## TEXT UNDER STUDY
Answer:
259,000 Joules
Step-by-step explanation:
To calculate the heat energy needed to change 100 grams of liquid water at 75°C to vapor at 225°C, we will do this in steps;
Step 1: Heat energy required to raise the temp of water from 75°C to 100°C
Mass of water = 100 g
Heat capacity of water = 4.184J/g °C
Temperature change (75°C to 100°C) = 25°C
Using the formula to get Quantity of heat;
Q = mcΔT
= 100 g × 4.184 J/g °C × 25°C
= 10,460 joules
Step 2: Heat required to change water at 100°C to vapor at 100°C
Mass of water = 100 g
Heat of vaporization = 2,256 J/g
Heat required to change water to vapor without a change in temperature is given by;
Q = m × Lv
= 100 × 2,256 J/g
= 225,600 Joules
Step 3: Heat energy required to raise the temperature of ice from 100°C to 225°C.
Mass of vapor = 100 g
Specific heat of gas = 1.84 J/g °C
Change in temperature (100°C to 225°C) = 125°C
Therefore;
Q = mcΔT
= 100 g × 1.84 J/g °C × 125°C
= 23,000 joules
Step 4: Total heat energy required
Total energy = 10,460 J + 225,600 J + 23,000 J
= 259,060 J
= 259,000 J(approx)
Therefore, heat energy required is 259,000 Joules

## EXERCISE AIM
In the worked solution on heating water into vapor, what value is used for the heat of vaporization? You won't need the records that come after this.

## DATA
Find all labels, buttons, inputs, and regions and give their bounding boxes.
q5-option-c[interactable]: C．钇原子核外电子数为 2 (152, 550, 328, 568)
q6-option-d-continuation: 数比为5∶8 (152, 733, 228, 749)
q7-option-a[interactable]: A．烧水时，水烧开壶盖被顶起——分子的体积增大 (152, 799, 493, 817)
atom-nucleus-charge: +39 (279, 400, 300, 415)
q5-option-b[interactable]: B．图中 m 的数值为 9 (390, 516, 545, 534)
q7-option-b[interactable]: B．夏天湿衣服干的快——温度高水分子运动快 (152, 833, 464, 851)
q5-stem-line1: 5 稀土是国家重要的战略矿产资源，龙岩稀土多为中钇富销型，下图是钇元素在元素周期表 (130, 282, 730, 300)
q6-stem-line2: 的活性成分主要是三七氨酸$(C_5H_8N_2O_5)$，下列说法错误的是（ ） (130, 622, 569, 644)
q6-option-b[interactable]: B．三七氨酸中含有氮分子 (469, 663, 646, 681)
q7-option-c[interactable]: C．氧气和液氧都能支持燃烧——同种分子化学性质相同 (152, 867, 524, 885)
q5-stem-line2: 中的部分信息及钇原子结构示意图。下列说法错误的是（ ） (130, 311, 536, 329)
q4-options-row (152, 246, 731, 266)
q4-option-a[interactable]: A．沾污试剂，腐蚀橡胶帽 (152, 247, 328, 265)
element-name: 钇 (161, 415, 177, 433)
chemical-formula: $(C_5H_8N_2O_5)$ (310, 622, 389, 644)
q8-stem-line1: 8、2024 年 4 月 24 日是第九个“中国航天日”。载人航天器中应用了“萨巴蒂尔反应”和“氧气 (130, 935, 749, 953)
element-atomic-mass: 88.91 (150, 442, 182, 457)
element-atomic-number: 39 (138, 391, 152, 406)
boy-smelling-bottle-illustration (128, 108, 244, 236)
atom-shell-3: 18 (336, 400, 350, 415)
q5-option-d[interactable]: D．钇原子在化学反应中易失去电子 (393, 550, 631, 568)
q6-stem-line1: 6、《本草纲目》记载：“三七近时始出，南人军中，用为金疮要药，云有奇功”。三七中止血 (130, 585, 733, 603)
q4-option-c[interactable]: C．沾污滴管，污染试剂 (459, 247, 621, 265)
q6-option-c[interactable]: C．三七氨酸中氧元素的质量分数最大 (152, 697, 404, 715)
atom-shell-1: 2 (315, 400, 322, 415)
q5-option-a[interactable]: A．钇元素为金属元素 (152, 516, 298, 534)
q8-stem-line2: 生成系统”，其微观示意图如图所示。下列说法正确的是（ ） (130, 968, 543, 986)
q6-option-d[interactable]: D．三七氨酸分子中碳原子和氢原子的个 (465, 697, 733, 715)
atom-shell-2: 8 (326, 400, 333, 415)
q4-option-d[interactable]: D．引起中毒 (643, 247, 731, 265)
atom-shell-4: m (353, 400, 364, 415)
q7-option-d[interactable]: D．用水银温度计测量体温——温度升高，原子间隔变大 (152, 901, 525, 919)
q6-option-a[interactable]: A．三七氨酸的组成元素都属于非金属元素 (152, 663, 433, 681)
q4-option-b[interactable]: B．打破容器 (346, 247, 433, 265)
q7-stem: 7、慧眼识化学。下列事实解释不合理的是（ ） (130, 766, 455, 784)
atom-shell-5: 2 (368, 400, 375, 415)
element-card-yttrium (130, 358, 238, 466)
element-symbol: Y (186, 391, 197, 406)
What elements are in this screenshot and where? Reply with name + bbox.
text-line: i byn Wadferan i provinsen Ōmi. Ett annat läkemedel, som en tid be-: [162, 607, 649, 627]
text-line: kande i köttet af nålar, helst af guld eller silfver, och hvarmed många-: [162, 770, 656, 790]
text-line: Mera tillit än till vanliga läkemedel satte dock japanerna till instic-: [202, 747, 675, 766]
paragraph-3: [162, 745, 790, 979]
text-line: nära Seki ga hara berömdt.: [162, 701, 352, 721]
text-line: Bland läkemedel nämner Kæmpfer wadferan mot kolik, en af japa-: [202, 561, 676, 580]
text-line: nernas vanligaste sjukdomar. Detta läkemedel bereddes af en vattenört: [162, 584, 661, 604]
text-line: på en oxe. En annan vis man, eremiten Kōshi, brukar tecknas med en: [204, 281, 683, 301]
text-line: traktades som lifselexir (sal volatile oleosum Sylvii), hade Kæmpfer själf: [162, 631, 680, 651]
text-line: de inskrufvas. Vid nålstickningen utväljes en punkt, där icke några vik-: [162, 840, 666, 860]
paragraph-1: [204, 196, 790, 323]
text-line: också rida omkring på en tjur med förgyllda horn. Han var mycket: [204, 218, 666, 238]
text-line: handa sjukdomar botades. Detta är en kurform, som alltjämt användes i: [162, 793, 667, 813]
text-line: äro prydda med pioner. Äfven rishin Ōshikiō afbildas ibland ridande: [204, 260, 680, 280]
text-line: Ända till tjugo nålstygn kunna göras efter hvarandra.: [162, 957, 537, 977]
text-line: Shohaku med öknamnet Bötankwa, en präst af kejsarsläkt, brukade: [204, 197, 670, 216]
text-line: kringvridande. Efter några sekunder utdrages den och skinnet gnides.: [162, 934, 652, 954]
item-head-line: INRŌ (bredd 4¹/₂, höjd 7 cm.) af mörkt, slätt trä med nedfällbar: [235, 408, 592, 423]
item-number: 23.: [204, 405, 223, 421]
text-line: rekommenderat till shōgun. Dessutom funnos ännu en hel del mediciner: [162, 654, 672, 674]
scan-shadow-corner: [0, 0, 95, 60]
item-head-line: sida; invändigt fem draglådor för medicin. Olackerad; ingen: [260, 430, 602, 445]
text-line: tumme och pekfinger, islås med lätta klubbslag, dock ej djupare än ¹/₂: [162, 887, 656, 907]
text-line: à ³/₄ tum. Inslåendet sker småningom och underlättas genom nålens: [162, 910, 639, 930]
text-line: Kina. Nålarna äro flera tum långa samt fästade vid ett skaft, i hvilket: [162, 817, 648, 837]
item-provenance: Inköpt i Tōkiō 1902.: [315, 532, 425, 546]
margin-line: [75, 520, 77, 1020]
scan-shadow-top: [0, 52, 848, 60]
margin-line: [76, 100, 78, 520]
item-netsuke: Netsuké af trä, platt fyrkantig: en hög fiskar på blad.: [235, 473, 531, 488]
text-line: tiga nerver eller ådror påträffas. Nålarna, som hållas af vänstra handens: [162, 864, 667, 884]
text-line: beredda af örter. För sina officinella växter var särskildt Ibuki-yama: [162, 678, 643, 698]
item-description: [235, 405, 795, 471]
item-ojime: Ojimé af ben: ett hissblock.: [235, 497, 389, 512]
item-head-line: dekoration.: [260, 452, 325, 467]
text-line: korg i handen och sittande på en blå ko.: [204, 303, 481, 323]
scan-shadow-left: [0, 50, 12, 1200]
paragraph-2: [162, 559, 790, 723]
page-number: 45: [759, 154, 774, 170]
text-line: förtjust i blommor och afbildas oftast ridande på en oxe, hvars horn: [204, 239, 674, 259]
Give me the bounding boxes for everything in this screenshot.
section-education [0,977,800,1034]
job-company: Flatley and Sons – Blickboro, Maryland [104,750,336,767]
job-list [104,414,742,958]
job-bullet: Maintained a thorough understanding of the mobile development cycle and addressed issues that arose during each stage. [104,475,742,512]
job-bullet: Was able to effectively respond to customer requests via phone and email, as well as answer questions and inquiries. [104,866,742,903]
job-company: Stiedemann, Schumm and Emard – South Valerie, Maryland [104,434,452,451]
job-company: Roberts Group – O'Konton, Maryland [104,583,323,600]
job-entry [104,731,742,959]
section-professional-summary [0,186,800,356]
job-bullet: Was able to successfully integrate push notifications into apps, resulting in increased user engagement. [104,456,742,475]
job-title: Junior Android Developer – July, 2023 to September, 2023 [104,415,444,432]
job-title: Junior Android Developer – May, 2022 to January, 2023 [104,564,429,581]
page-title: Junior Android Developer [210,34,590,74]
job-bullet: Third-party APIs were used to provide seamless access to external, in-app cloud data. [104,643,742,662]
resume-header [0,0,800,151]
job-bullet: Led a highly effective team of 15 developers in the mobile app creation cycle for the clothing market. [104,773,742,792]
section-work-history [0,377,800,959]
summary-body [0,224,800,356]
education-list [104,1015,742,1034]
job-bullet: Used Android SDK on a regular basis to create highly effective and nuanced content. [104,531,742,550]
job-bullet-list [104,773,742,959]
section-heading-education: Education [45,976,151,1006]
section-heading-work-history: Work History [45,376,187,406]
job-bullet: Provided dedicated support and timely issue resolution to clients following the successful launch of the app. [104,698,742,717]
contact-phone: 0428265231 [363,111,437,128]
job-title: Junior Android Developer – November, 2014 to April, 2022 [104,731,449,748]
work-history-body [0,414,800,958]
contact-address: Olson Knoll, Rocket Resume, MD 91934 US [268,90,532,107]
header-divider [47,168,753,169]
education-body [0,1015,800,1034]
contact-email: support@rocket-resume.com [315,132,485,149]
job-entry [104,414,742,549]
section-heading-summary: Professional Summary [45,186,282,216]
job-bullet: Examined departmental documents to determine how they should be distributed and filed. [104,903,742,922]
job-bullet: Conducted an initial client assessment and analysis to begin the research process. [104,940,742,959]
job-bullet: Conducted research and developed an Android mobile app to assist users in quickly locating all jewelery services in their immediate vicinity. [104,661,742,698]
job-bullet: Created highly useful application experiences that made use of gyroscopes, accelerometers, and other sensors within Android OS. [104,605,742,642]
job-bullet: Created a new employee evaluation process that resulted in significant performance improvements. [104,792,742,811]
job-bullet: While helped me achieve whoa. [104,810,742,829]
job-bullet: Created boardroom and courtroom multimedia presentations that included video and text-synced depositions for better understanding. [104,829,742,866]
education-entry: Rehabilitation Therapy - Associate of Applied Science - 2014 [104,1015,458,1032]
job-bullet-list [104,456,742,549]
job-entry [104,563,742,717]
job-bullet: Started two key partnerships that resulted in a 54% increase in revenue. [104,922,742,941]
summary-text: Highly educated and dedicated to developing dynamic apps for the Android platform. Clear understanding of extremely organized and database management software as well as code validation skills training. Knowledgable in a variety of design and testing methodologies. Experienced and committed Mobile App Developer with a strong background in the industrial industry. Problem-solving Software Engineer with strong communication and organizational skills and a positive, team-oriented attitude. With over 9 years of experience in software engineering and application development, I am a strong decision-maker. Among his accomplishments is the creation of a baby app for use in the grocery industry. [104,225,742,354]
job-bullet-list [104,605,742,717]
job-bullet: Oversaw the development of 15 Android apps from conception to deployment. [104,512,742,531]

## YOUR SOLUTION
2,256 J/g